- [Exercise instructions]: Turn every line of the records below into a numbered list, skipping blank lines and leaving the pictures out.

- [Material to process]:
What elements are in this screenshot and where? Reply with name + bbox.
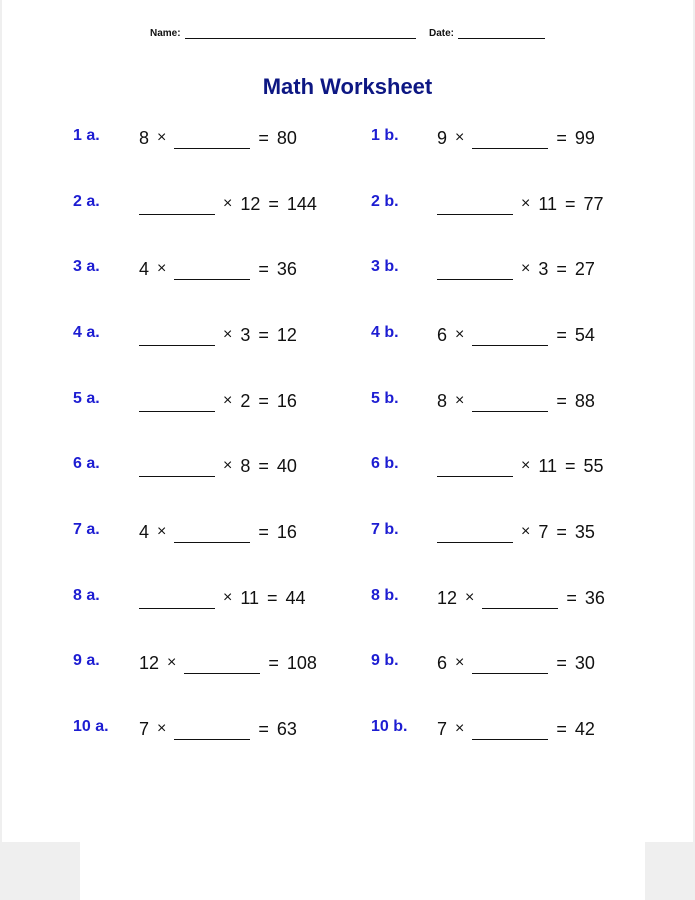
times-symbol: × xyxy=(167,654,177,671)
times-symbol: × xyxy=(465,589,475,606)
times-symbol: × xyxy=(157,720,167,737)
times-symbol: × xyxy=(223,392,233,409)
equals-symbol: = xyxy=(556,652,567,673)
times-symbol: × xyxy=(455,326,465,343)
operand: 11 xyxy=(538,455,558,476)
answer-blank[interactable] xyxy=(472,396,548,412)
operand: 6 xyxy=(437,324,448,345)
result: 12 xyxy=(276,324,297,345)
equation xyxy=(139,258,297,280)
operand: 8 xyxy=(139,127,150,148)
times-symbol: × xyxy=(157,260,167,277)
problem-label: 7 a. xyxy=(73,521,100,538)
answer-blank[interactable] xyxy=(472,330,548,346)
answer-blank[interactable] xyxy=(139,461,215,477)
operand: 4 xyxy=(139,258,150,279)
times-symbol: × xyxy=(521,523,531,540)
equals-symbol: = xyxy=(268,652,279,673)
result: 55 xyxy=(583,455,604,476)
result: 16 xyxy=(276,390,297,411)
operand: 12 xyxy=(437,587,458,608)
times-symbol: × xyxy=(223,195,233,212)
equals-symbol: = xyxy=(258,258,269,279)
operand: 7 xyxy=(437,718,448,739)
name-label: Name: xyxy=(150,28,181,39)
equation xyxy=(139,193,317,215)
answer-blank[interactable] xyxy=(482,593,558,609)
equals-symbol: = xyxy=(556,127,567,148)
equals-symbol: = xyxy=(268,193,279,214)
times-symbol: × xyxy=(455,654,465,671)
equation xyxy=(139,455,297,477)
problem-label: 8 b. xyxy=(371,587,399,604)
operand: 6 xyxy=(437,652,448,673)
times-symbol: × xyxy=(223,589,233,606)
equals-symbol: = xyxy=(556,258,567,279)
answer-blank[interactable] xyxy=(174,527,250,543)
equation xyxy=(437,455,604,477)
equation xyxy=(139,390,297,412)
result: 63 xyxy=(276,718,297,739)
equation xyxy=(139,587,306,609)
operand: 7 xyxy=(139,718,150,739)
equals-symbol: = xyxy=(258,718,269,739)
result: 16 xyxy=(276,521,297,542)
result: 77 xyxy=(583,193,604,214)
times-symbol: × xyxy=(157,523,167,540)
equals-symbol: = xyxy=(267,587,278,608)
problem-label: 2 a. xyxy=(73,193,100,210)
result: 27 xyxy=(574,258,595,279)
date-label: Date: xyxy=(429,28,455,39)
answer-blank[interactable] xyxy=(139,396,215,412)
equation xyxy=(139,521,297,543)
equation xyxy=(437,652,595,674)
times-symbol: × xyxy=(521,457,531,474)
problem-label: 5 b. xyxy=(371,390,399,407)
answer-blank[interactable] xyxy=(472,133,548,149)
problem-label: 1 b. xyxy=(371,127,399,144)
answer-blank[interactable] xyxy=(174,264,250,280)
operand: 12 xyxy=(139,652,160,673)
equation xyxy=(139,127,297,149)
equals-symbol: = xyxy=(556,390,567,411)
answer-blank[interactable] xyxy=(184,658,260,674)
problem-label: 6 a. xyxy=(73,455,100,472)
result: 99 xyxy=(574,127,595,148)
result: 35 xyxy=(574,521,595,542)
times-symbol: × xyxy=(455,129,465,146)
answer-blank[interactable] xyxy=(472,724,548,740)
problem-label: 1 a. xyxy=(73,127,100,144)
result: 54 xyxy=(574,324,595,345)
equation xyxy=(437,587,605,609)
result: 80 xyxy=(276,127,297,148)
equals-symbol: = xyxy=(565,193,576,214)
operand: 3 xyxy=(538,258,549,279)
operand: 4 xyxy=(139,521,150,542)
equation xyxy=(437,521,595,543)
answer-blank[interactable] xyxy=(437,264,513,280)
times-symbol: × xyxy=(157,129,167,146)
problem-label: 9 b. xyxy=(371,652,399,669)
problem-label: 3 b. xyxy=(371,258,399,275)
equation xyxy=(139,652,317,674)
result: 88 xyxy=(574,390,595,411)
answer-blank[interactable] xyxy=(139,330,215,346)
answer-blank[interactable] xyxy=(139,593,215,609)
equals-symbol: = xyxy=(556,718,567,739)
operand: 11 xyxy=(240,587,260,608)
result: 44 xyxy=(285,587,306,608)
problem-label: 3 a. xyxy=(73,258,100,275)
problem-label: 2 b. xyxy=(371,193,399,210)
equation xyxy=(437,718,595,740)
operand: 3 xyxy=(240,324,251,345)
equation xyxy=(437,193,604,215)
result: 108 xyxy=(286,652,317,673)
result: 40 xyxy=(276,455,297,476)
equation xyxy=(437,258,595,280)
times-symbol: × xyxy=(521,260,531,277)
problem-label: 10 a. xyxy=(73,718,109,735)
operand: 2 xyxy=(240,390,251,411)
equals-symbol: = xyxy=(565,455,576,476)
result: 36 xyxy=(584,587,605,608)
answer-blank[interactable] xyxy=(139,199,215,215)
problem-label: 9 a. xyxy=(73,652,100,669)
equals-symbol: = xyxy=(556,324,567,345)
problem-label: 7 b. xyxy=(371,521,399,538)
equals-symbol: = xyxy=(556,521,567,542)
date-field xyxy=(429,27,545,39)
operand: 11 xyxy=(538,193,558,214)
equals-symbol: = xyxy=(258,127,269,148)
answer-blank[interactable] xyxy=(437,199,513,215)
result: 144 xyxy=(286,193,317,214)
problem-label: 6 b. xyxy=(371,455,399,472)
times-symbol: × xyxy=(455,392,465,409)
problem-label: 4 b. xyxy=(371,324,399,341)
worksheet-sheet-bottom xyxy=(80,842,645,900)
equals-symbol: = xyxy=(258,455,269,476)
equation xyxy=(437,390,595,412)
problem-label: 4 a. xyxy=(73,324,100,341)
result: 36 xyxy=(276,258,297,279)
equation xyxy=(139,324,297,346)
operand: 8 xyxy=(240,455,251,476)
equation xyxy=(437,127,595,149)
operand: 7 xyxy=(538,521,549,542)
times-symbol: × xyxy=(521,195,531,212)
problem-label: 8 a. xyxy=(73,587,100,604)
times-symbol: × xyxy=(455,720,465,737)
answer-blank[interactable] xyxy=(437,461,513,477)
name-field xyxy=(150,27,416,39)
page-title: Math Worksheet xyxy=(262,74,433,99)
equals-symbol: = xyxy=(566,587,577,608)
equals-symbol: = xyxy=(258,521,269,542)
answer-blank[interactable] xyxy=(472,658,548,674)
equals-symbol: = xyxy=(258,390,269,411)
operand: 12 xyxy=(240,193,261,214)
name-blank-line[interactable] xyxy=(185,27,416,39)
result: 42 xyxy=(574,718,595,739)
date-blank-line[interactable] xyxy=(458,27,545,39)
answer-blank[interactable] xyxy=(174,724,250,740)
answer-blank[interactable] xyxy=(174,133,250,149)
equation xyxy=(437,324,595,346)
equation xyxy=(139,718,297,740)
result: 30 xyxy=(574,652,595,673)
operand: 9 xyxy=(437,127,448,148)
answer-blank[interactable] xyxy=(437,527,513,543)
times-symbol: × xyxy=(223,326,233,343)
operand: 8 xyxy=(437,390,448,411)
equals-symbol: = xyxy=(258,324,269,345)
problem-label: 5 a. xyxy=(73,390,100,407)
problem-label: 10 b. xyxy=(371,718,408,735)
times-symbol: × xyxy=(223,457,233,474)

- [The reply]:
1. What elements are in this screenshot and where? Reply with name + bbox.
2. times-symbol: × xyxy=(167,654,177,671)
3. times-symbol: × xyxy=(465,589,475,606)
4. times-symbol: × xyxy=(157,720,167,737)
5. times-symbol: × xyxy=(223,392,233,409)
6. equals-symbol: = xyxy=(556,652,567,673)
7. times-symbol: × xyxy=(455,326,465,343)
8. operand: 11 xyxy=(538,455,558,476)
9. answer-blank[interactable] xyxy=(472,396,548,412)
10. operand: 6 xyxy=(437,324,448,345)
11. result: 12 xyxy=(276,324,297,345)
12. equation xyxy=(139,258,297,280)
13. operand: 8 xyxy=(139,127,150,148)
14. times-symbol: × xyxy=(157,260,167,277)
15. problem-label: 7 a. xyxy=(73,521,100,538)
16. answer-blank[interactable] xyxy=(472,330,548,346)
17. answer-blank[interactable] xyxy=(139,461,215,477)
18. operand: 4 xyxy=(139,258,150,279)
19. times-symbol: × xyxy=(521,523,531,540)
20. equals-symbol: = xyxy=(268,652,279,673)
21. result: 55 xyxy=(583,455,604,476)
22. result: 16 xyxy=(276,390,297,411)
23. operand: 12 xyxy=(437,587,458,608)
24. times-symbol: × xyxy=(223,195,233,212)
25. equals-symbol: = xyxy=(258,258,269,279)
26. operand: 7 xyxy=(437,718,448,739)
27. name-label: Name: xyxy=(150,28,181,39)
28. equation xyxy=(139,193,317,215)
29. answer-blank[interactable] xyxy=(482,593,558,609)
30. equals-symbol: = xyxy=(556,127,567,148)
31. equals-symbol: = xyxy=(268,193,279,214)
32. times-symbol: × xyxy=(455,654,465,671)
33. equation xyxy=(139,455,297,477)
34. problem-label: 8 b. xyxy=(371,587,399,604)
35. operand: 6 xyxy=(437,652,448,673)
36. times-symbol: × xyxy=(223,589,233,606)
37. equals-symbol: = xyxy=(556,258,567,279)
38. answer-blank[interactable] xyxy=(174,527,250,543)
39. equation xyxy=(437,455,604,477)
40. equation xyxy=(139,390,297,412)
41. result: 63 xyxy=(276,718,297,739)
42. equation xyxy=(139,587,306,609)
43. operand: 7 xyxy=(139,718,150,739)
44. equals-symbol: = xyxy=(258,718,269,739)
45. result: 16 xyxy=(276,521,297,542)
46. result: 77 xyxy=(583,193,604,214)
47. times-symbol: × xyxy=(157,523,167,540)
48. equals-symbol: = xyxy=(267,587,278,608)
49. problem-label: 2 a. xyxy=(73,193,100,210)
50. result: 27 xyxy=(574,258,595,279)
51. date-label: Date: xyxy=(429,28,455,39)
52. answer-blank[interactable] xyxy=(139,396,215,412)
53. equation xyxy=(139,521,297,543)
54. equation xyxy=(437,652,595,674)
55. times-symbol: × xyxy=(521,457,531,474)
56. problem-label: 5 b. xyxy=(371,390,399,407)
57. answer-blank[interactable] xyxy=(472,133,548,149)
58. problem-label: 1 b. xyxy=(371,127,399,144)
59. answer-blank[interactable] xyxy=(174,264,250,280)
60. operand: 12 xyxy=(139,652,160,673)
61. equation xyxy=(139,127,297,149)
62. equals-symbol: = xyxy=(556,390,567,411)
63. answer-blank[interactable] xyxy=(184,658,260,674)
64. problem-label: 6 a. xyxy=(73,455,100,472)
65. result: 99 xyxy=(574,127,595,148)
66. result: 35 xyxy=(574,521,595,542)
67. times-symbol: × xyxy=(455,129,465,146)
68. answer-blank[interactable] xyxy=(472,724,548,740)
69. problem-label: 1 a. xyxy=(73,127,100,144)
70. result: 54 xyxy=(574,324,595,345)
71. equation xyxy=(437,587,605,609)
72. result: 80 xyxy=(276,127,297,148)
73. equals-symbol: = xyxy=(565,193,576,214)
74. operand: 3 xyxy=(538,258,549,279)
75. operand: 4 xyxy=(139,521,150,542)
76. equation xyxy=(437,521,595,543)
77. answer-blank[interactable] xyxy=(437,264,513,280)
78. times-symbol: × xyxy=(157,129,167,146)
79. problem-label: 9 b. xyxy=(371,652,399,669)
80. problem-label: 3 b. xyxy=(371,258,399,275)
81. equation xyxy=(139,652,317,674)
82. result: 88 xyxy=(574,390,595,411)
83. answer-blank[interactable] xyxy=(139,330,215,346)
84. answer-blank[interactable] xyxy=(139,593,215,609)
85. equals-symbol: = xyxy=(556,718,567,739)
86. operand: 11 xyxy=(240,587,260,608)
87. result: 44 xyxy=(285,587,306,608)
88. problem-label: 3 a. xyxy=(73,258,100,275)
89. problem-label: 2 b. xyxy=(371,193,399,210)
90. equation xyxy=(437,718,595,740)
91. operand: 3 xyxy=(240,324,251,345)
92. equation xyxy=(437,193,604,215)
93. result: 108 xyxy=(286,652,317,673)
94. result: 40 xyxy=(276,455,297,476)
95. equation xyxy=(437,258,595,280)
96. times-symbol: × xyxy=(521,260,531,277)
97. problem-label: 10 a. xyxy=(73,718,109,735)
98. operand: 2 xyxy=(240,390,251,411)
99. equals-symbol: = xyxy=(565,455,576,476)
100. result: 36 xyxy=(584,587,605,608)
101. answer-blank[interactable] xyxy=(139,199,215,215)
102. problem-label: 9 a. xyxy=(73,652,100,669)
103. equals-symbol: = xyxy=(556,324,567,345)
104. problem-label: 7 b. xyxy=(371,521,399,538)
105. equals-symbol: = xyxy=(556,521,567,542)
106. date-field xyxy=(429,27,545,39)
107. operand: 11 xyxy=(538,193,558,214)
108. equals-symbol: = xyxy=(258,127,269,148)
109. answer-blank[interactable] xyxy=(437,199,513,215)
110. result: 144 xyxy=(286,193,317,214)
111. problem-label: 6 b. xyxy=(371,455,399,472)
112. times-symbol: × xyxy=(455,392,465,409)
113. problem-label: 4 b. xyxy=(371,324,399,341)
114. worksheet-sheet-bottom xyxy=(80,842,645,900)
115. equals-symbol: = xyxy=(258,455,269,476)
116. equation xyxy=(437,390,595,412)
117. problem-label: 4 a. xyxy=(73,324,100,341)
118. result: 36 xyxy=(276,258,297,279)
119. equation xyxy=(139,324,297,346)
120. operand: 8 xyxy=(240,455,251,476)
121. equation xyxy=(437,127,595,149)
122. operand: 7 xyxy=(538,521,549,542)
123. times-symbol: × xyxy=(521,195,531,212)
124. problem-label: 8 a. xyxy=(73,587,100,604)
125. times-symbol: × xyxy=(455,720,465,737)
126. answer-blank[interactable] xyxy=(437,461,513,477)
127. name-field xyxy=(150,27,416,39)
128. page-title: Math Worksheet xyxy=(262,74,433,99)
129. equals-symbol: = xyxy=(566,587,577,608)
130. equals-symbol: = xyxy=(258,521,269,542)
131. answer-blank[interactable] xyxy=(472,658,548,674)
132. equals-symbol: = xyxy=(258,390,269,411)
133. operand: 12 xyxy=(240,193,261,214)
134. name-blank-line[interactable] xyxy=(185,27,416,39)
135. result: 42 xyxy=(574,718,595,739)
136. date-blank-line[interactable] xyxy=(458,27,545,39)
137. answer-blank[interactable] xyxy=(174,724,250,740)
138. answer-blank[interactable] xyxy=(174,133,250,149)
139. equation xyxy=(437,324,595,346)
140. equation xyxy=(139,718,297,740)
141. result: 30 xyxy=(574,652,595,673)
142. operand: 9 xyxy=(437,127,448,148)
143. answer-blank[interactable] xyxy=(437,527,513,543)
144. times-symbol: × xyxy=(223,326,233,343)
145. operand: 8 xyxy=(437,390,448,411)
146. equals-symbol: = xyxy=(258,324,269,345)
147. problem-label: 5 a. xyxy=(73,390,100,407)
148. problem-label: 10 b. xyxy=(371,718,408,735)
149. times-symbol: × xyxy=(223,457,233,474)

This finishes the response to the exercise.